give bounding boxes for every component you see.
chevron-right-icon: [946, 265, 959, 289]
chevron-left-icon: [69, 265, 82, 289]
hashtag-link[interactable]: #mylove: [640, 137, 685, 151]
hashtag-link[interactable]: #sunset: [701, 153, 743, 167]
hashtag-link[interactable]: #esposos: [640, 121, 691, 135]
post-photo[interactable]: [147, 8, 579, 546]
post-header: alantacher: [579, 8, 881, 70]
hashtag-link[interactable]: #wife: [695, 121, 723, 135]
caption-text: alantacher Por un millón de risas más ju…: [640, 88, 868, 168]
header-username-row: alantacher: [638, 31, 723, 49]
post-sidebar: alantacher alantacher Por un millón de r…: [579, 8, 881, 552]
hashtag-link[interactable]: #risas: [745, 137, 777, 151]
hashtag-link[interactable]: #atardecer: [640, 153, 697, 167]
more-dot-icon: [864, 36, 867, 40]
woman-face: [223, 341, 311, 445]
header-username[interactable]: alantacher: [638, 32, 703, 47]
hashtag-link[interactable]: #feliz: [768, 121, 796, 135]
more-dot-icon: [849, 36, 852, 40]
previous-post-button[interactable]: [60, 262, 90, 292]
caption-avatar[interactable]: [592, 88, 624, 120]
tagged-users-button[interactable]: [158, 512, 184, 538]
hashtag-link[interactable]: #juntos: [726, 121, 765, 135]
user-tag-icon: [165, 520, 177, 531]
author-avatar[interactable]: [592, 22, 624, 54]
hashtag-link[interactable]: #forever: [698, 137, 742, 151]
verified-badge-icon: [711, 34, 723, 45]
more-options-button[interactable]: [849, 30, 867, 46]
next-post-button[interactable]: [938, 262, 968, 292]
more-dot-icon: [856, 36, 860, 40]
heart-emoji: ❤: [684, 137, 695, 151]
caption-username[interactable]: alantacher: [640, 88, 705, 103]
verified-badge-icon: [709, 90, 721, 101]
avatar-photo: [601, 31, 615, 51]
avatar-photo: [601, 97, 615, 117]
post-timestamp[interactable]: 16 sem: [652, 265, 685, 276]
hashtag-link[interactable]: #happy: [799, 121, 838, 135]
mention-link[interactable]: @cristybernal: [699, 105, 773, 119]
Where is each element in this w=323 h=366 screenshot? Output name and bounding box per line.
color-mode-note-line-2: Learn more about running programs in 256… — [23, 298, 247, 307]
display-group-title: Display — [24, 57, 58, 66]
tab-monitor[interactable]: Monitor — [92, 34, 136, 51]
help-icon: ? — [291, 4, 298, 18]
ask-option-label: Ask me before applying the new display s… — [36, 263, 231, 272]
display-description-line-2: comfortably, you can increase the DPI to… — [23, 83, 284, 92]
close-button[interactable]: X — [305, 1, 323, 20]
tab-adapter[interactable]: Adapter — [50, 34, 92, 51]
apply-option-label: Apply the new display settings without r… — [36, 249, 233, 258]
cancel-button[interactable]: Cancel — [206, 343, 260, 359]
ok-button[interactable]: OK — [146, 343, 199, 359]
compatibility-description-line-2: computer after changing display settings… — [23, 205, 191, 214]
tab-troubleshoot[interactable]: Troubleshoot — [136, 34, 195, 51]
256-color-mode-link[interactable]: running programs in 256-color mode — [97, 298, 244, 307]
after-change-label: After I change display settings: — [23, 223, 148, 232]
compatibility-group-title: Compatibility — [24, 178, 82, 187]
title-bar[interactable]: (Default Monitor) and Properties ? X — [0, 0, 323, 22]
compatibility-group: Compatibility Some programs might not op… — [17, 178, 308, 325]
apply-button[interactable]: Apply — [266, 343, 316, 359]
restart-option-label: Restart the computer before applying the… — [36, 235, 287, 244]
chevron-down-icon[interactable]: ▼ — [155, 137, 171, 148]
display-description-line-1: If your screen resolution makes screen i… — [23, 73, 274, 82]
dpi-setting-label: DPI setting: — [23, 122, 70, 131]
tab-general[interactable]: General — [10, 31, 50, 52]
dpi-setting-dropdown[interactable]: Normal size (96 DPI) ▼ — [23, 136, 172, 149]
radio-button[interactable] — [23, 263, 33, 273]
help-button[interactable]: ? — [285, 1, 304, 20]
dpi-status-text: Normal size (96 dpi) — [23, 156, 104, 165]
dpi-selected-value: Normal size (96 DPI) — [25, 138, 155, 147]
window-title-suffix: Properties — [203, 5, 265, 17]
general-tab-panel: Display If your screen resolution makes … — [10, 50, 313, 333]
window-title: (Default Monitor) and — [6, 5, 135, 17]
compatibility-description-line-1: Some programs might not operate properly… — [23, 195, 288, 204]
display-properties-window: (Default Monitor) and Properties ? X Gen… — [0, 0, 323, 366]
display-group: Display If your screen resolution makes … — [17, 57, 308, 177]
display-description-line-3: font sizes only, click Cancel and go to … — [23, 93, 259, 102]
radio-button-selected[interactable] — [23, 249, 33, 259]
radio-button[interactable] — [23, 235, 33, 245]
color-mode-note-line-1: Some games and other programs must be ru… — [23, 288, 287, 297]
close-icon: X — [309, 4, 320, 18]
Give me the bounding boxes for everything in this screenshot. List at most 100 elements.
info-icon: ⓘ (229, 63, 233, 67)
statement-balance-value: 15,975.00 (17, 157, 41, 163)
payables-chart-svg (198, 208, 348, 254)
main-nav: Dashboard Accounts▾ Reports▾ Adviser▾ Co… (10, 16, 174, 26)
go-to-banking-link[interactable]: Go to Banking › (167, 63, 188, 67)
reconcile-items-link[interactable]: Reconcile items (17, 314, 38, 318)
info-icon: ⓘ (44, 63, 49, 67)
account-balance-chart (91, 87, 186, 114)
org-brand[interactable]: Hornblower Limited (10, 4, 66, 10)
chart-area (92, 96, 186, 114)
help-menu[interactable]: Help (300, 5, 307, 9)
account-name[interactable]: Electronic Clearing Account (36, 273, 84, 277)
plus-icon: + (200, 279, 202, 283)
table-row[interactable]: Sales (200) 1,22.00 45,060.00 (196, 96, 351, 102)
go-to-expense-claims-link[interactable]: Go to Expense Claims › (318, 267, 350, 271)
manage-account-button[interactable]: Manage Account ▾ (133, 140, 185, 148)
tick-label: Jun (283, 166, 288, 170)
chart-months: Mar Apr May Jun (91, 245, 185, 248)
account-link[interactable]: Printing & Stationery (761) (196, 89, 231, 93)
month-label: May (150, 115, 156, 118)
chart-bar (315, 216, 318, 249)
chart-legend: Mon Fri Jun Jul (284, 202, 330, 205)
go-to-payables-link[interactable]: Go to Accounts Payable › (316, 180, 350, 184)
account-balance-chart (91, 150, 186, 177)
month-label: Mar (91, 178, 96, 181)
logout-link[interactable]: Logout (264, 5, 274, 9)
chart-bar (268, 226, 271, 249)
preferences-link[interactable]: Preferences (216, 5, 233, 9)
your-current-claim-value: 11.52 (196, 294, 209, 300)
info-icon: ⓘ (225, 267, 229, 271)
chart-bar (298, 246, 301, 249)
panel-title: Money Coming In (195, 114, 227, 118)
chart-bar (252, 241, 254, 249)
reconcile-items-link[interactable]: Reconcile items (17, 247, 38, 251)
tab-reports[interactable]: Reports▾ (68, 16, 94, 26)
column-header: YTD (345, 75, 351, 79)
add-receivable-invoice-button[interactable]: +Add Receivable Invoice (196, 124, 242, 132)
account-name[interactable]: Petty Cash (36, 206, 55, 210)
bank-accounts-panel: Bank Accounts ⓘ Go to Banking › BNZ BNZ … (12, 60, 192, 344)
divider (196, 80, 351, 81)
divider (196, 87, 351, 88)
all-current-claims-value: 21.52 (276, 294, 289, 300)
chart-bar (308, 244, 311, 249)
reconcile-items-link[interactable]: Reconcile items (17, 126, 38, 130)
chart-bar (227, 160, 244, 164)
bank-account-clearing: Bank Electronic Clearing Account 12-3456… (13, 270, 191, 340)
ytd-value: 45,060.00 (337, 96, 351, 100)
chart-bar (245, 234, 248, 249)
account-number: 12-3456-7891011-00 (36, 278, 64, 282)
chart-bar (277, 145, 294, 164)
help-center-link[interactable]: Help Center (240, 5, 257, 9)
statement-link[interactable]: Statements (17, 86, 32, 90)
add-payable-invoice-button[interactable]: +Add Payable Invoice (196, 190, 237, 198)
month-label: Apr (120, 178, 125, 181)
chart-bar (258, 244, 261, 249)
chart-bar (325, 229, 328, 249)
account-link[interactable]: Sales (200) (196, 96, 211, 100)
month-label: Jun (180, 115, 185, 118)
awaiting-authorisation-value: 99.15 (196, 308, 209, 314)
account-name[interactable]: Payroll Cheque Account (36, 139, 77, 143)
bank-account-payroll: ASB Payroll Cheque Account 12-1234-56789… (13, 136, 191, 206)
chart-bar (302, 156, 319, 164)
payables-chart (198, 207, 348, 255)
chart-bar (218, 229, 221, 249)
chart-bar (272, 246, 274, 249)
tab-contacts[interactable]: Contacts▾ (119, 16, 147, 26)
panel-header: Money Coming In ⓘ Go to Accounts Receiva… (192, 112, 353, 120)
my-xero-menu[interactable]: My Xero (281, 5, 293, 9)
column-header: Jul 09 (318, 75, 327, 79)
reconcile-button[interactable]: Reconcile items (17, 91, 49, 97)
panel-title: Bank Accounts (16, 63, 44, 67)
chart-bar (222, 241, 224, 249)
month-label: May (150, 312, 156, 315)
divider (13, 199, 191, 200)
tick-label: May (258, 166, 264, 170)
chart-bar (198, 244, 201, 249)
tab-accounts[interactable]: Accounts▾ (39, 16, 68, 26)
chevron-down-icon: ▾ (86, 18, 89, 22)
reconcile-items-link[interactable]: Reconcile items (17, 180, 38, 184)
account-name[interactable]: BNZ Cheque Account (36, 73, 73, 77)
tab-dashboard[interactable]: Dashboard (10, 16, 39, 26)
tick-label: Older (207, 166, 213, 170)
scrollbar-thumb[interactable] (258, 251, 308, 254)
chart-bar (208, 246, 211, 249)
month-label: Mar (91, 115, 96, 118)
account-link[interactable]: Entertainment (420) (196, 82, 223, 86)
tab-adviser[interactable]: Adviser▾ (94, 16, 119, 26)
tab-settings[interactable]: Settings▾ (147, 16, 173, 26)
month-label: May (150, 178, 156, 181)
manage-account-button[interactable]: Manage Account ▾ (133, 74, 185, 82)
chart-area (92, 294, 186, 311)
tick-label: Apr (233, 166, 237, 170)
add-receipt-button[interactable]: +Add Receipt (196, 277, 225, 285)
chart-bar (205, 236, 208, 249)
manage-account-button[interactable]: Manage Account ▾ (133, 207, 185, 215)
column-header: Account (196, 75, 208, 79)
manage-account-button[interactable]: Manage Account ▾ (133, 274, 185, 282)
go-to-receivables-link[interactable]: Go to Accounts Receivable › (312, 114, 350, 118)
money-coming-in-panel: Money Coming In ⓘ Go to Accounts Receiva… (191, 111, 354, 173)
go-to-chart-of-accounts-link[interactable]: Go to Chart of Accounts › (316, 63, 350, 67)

» Problem requirements
Print the entries from their first line through the line containing "hashtag-link[interactable]: #risas: [745, 137, 777, 151]", including both of these lines.

» Final result
give bounding boxes for every component you see.
chevron-right-icon: [946, 265, 959, 289]
chevron-left-icon: [69, 265, 82, 289]
hashtag-link[interactable]: #mylove: [640, 137, 685, 151]
hashtag-link[interactable]: #sunset: [701, 153, 743, 167]
hashtag-link[interactable]: #esposos: [640, 121, 691, 135]
post-photo[interactable]: [147, 8, 579, 546]
post-header: alantacher: [579, 8, 881, 70]
hashtag-link[interactable]: #wife: [695, 121, 723, 135]
caption-text: alantacher Por un millón de risas más ju…: [640, 88, 868, 168]
header-username-row: alantacher: [638, 31, 723, 49]
post-sidebar: alantacher alantacher Por un millón de r…: [579, 8, 881, 552]
hashtag-link[interactable]: #risas: [745, 137, 777, 151]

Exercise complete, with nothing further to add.